▶ Exercise aim:
Repeat all of the material below exactly as written, images excluded.

**** Available data

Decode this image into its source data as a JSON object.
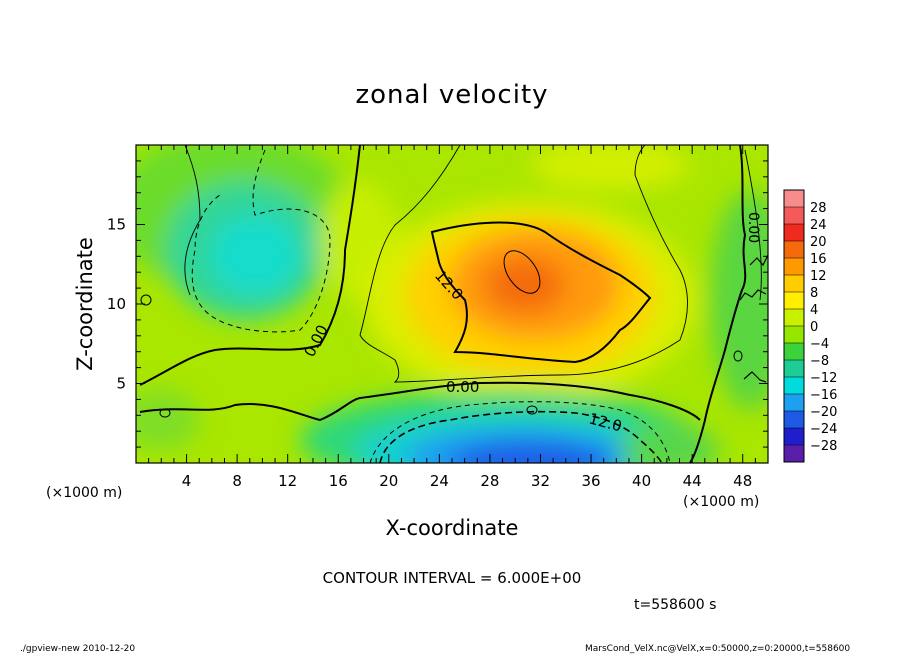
{
  "chart_data": {
    "type": "heatmap",
    "title": "zonal velocity",
    "xlabel": "X-coordinate",
    "ylabel": "Z-coordinate",
    "x_unit": "(×1000 m)",
    "x_unit_right": "(×1000 m)",
    "xlim": [
      0,
      50
    ],
    "ylim": [
      0,
      20
    ],
    "x_ticks": [
      "4",
      "8",
      "12",
      "16",
      "20",
      "24",
      "28",
      "32",
      "36",
      "40",
      "44",
      "48"
    ],
    "y_ticks": [
      "5",
      "10",
      "15"
    ],
    "colorbar": {
      "labels": [
        "28",
        "24",
        "20",
        "16",
        "12",
        "8",
        "4",
        "0",
        "−4",
        "−8",
        "−12",
        "−16",
        "−20",
        "−24",
        "−28"
      ],
      "colors": [
        "#f78c8c",
        "#f55a5a",
        "#f02a1e",
        "#f56a0a",
        "#ff9900",
        "#ffcc00",
        "#ffee00",
        "#c8f000",
        "#96e600",
        "#3cd23c",
        "#1ecd96",
        "#00dcdc",
        "#1ea0f0",
        "#1e5ae6",
        "#1e1ecd",
        "#5a1eaa"
      ]
    },
    "contour_labels": [
      "12.0",
      "0.00",
      "0.00",
      "12.0",
      "0.00"
    ],
    "contour_interval": "CONTOUR INTERVAL = 6.000E+00",
    "time": "t=558600 s"
  },
  "footer": {
    "left": "./gpview-new   2010-12-20",
    "right": "MarsCond_VelX.nc@VelX,x=0:50000,z=0:20000,t=558600"
  }
}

********

▶ Task output:
Decode this image into its source data as a JSON object.
{
  "chart_data": {
    "type": "heatmap",
    "title": "zonal velocity",
    "xlabel": "X-coordinate",
    "ylabel": "Z-coordinate",
    "x_unit": "(×1000 m)",
    "x_unit_right": "(×1000 m)",
    "xlim": [
      0,
      50
    ],
    "ylim": [
      0,
      20
    ],
    "x_ticks": [
      "4",
      "8",
      "12",
      "16",
      "20",
      "24",
      "28",
      "32",
      "36",
      "40",
      "44",
      "48"
    ],
    "y_ticks": [
      "5",
      "10",
      "15"
    ],
    "colorbar": {
      "labels": [
        "28",
        "24",
        "20",
        "16",
        "12",
        "8",
        "4",
        "0",
        "−4",
        "−8",
        "−12",
        "−16",
        "−20",
        "−24",
        "−28"
      ],
      "colors": [
        "#f78c8c",
        "#f55a5a",
        "#f02a1e",
        "#f56a0a",
        "#ff9900",
        "#ffcc00",
        "#ffee00",
        "#c8f000",
        "#96e600",
        "#3cd23c",
        "#1ecd96",
        "#00dcdc",
        "#1ea0f0",
        "#1e5ae6",
        "#1e1ecd",
        "#5a1eaa"
      ]
    },
    "contour_labels": [
      "12.0",
      "0.00",
      "0.00",
      "12.0",
      "0.00"
    ],
    "contour_interval": "CONTOUR INTERVAL = 6.000E+00",
    "time": "t=558600 s"
  },
  "footer": {
    "left": "./gpview-new   2010-12-20",
    "right": "MarsCond_VelX.nc@VelX,x=0:50000,z=0:20000,t=558600"
  }
}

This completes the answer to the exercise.